Set task |
Send back the entries below exactly as they appear.

[Extracts from a graphics dataset]
>> Begin

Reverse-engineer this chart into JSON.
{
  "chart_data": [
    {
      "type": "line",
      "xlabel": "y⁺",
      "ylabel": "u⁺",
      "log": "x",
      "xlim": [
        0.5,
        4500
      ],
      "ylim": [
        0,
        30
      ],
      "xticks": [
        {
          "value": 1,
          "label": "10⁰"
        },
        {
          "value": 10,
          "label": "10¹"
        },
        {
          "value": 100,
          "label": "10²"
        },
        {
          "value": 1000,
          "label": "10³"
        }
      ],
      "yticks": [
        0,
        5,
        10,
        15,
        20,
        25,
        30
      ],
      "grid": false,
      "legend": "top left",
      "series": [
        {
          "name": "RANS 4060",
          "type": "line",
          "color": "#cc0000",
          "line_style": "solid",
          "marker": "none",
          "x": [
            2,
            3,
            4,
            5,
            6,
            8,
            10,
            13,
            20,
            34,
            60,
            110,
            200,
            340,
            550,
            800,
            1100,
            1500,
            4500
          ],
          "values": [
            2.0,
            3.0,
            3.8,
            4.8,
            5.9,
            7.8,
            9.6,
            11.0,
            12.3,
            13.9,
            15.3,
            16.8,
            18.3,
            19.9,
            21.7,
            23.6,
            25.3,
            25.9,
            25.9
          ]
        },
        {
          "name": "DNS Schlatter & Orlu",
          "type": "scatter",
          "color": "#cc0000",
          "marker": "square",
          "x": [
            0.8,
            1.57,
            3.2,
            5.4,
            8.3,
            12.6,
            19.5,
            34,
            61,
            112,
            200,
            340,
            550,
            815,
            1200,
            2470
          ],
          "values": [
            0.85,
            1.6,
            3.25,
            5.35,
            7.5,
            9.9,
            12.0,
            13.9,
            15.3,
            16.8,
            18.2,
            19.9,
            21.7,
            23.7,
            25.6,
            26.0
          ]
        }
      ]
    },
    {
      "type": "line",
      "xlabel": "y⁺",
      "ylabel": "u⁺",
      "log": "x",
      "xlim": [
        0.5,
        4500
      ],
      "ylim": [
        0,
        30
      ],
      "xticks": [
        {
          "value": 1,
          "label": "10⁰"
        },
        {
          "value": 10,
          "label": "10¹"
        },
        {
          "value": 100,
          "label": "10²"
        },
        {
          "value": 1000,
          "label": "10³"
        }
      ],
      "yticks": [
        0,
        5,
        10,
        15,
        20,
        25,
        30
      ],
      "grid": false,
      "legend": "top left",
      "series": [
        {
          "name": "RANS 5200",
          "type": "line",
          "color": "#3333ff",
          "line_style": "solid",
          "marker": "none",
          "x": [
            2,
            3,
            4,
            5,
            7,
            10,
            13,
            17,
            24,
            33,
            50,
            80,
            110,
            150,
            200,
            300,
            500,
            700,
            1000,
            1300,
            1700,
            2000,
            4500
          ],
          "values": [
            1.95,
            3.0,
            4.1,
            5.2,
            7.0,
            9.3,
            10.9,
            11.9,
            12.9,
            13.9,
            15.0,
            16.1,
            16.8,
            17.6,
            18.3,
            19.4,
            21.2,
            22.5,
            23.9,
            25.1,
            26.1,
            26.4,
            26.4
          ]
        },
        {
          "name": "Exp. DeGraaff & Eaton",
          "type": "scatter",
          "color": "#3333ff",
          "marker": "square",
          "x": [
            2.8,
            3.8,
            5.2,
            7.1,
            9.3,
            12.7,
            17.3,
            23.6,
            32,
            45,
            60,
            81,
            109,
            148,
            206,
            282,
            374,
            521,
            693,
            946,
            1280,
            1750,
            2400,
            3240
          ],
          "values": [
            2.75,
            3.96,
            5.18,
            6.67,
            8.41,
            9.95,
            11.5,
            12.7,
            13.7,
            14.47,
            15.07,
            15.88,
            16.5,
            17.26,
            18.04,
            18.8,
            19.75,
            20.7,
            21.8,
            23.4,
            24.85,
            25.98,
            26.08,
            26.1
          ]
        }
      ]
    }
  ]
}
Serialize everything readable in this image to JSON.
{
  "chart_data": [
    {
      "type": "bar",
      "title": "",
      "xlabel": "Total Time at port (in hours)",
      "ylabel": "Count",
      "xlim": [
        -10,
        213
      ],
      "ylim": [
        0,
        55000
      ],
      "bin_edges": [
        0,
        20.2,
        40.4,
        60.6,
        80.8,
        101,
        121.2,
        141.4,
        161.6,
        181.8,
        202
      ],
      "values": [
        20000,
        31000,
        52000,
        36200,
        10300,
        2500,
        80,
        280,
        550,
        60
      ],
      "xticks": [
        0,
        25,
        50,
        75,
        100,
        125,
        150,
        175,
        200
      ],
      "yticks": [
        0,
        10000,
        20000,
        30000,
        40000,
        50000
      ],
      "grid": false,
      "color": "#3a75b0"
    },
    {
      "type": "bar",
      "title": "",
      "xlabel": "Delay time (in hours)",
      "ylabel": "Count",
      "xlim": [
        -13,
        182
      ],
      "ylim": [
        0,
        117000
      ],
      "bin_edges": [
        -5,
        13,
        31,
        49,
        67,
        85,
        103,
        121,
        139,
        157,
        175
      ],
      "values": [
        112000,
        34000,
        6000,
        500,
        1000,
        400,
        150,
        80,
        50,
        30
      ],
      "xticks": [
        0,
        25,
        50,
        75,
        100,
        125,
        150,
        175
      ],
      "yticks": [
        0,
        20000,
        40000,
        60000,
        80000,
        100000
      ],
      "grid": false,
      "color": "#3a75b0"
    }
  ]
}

>> End

Exercise solution |
Reverse-engineer this chart into JSON.
{
  "chart_data": [
    {
      "type": "line",
      "xlabel": "y⁺",
      "ylabel": "u⁺",
      "log": "x",
      "xlim": [
        0.5,
        4500
      ],
      "ylim": [
        0,
        30
      ],
      "xticks": [
        {
          "value": 1,
          "label": "10⁰"
        },
        {
          "value": 10,
          "label": "10¹"
        },
        {
          "value": 100,
          "label": "10²"
        },
        {
          "value": 1000,
          "label": "10³"
        }
      ],
      "yticks": [
        0,
        5,
        10,
        15,
        20,
        25,
        30
      ],
      "grid": false,
      "legend": "top left",
      "series": [
        {
          "name": "RANS 4060",
          "type": "line",
          "color": "#cc0000",
          "line_style": "solid",
          "marker": "none",
          "x": [
            2,
            3,
            4,
            5,
            6,
            8,
            10,
            13,
            20,
            34,
            60,
            110,
            200,
            340,
            550,
            800,
            1100,
            1500,
            4500
          ],
          "values": [
            2.0,
            3.0,
            3.8,
            4.8,
            5.9,
            7.8,
            9.6,
            11.0,
            12.3,
            13.9,
            15.3,
            16.8,
            18.3,
            19.9,
            21.7,
            23.6,
            25.3,
            25.9,
            25.9
          ]
        },
        {
          "name": "DNS Schlatter & Orlu",
          "type": "scatter",
          "color": "#cc0000",
          "marker": "square",
          "x": [
            0.8,
            1.57,
            3.2,
            5.4,
            8.3,
            12.6,
            19.5,
            34,
            61,
            112,
            200,
            340,
            550,
            815,
            1200,
            2470
          ],
          "values": [
            0.85,
            1.6,
            3.25,
            5.35,
            7.5,
            9.9,
            12.0,
            13.9,
            15.3,
            16.8,
            18.2,
            19.9,
            21.7,
            23.7,
            25.6,
            26.0
          ]
        }
      ]
    },
    {
      "type": "line",
      "xlabel": "y⁺",
      "ylabel": "u⁺",
      "log": "x",
      "xlim": [
        0.5,
        4500
      ],
      "ylim": [
        0,
        30
      ],
      "xticks": [
        {
          "value": 1,
          "label": "10⁰"
        },
        {
          "value": 10,
          "label": "10¹"
        },
        {
          "value": 100,
          "label": "10²"
        },
        {
          "value": 1000,
          "label": "10³"
        }
      ],
      "yticks": [
        0,
        5,
        10,
        15,
        20,
        25,
        30
      ],
      "grid": false,
      "legend": "top left",
      "series": [
        {
          "name": "RANS 5200",
          "type": "line",
          "color": "#3333ff",
          "line_style": "solid",
          "marker": "none",
          "x": [
            2,
            3,
            4,
            5,
            7,
            10,
            13,
            17,
            24,
            33,
            50,
            80,
            110,
            150,
            200,
            300,
            500,
            700,
            1000,
            1300,
            1700,
            2000,
            4500
          ],
          "values": [
            1.95,
            3.0,
            4.1,
            5.2,
            7.0,
            9.3,
            10.9,
            11.9,
            12.9,
            13.9,
            15.0,
            16.1,
            16.8,
            17.6,
            18.3,
            19.4,
            21.2,
            22.5,
            23.9,
            25.1,
            26.1,
            26.4,
            26.4
          ]
        },
        {
          "name": "Exp. DeGraaff & Eaton",
          "type": "scatter",
          "color": "#3333ff",
          "marker": "square",
          "x": [
            2.8,
            3.8,
            5.2,
            7.1,
            9.3,
            12.7,
            17.3,
            23.6,
            32,
            45,
            60,
            81,
            109,
            148,
            206,
            282,
            374,
            521,
            693,
            946,
            1280,
            1750,
            2400,
            3240
          ],
          "values": [
            2.75,
            3.96,
            5.18,
            6.67,
            8.41,
            9.95,
            11.5,
            12.7,
            13.7,
            14.47,
            15.07,
            15.88,
            16.5,
            17.26,
            18.04,
            18.8,
            19.75,
            20.7,
            21.8,
            23.4,
            24.85,
            25.98,
            26.08,
            26.1
          ]
        }
      ]
    }
  ]
}
Serialize everything readable in this image to JSON.
{
  "chart_data": [
    {
      "type": "bar",
      "title": "",
      "xlabel": "Total Time at port (in hours)",
      "ylabel": "Count",
      "xlim": [
        -10,
        213
      ],
      "ylim": [
        0,
        55000
      ],
      "bin_edges": [
        0,
        20.2,
        40.4,
        60.6,
        80.8,
        101,
        121.2,
        141.4,
        161.6,
        181.8,
        202
      ],
      "values": [
        20000,
        31000,
        52000,
        36200,
        10300,
        2500,
        80,
        280,
        550,
        60
      ],
      "xticks": [
        0,
        25,
        50,
        75,
        100,
        125,
        150,
        175,
        200
      ],
      "yticks": [
        0,
        10000,
        20000,
        30000,
        40000,
        50000
      ],
      "grid": false,
      "color": "#3a75b0"
    },
    {
      "type": "bar",
      "title": "",
      "xlabel": "Delay time (in hours)",
      "ylabel": "Count",
      "xlim": [
        -13,
        182
      ],
      "ylim": [
        0,
        117000
      ],
      "bin_edges": [
        -5,
        13,
        31,
        49,
        67,
        85,
        103,
        121,
        139,
        157,
        175
      ],
      "values": [
        112000,
        34000,
        6000,
        500,
        1000,
        400,
        150,
        80,
        50,
        30
      ],
      "xticks": [
        0,
        25,
        50,
        75,
        100,
        125,
        150,
        175
      ],
      "yticks": [
        0,
        20000,
        40000,
        60000,
        80000,
        100000
      ],
      "grid": false,
      "color": "#3a75b0"
    }
  ]
}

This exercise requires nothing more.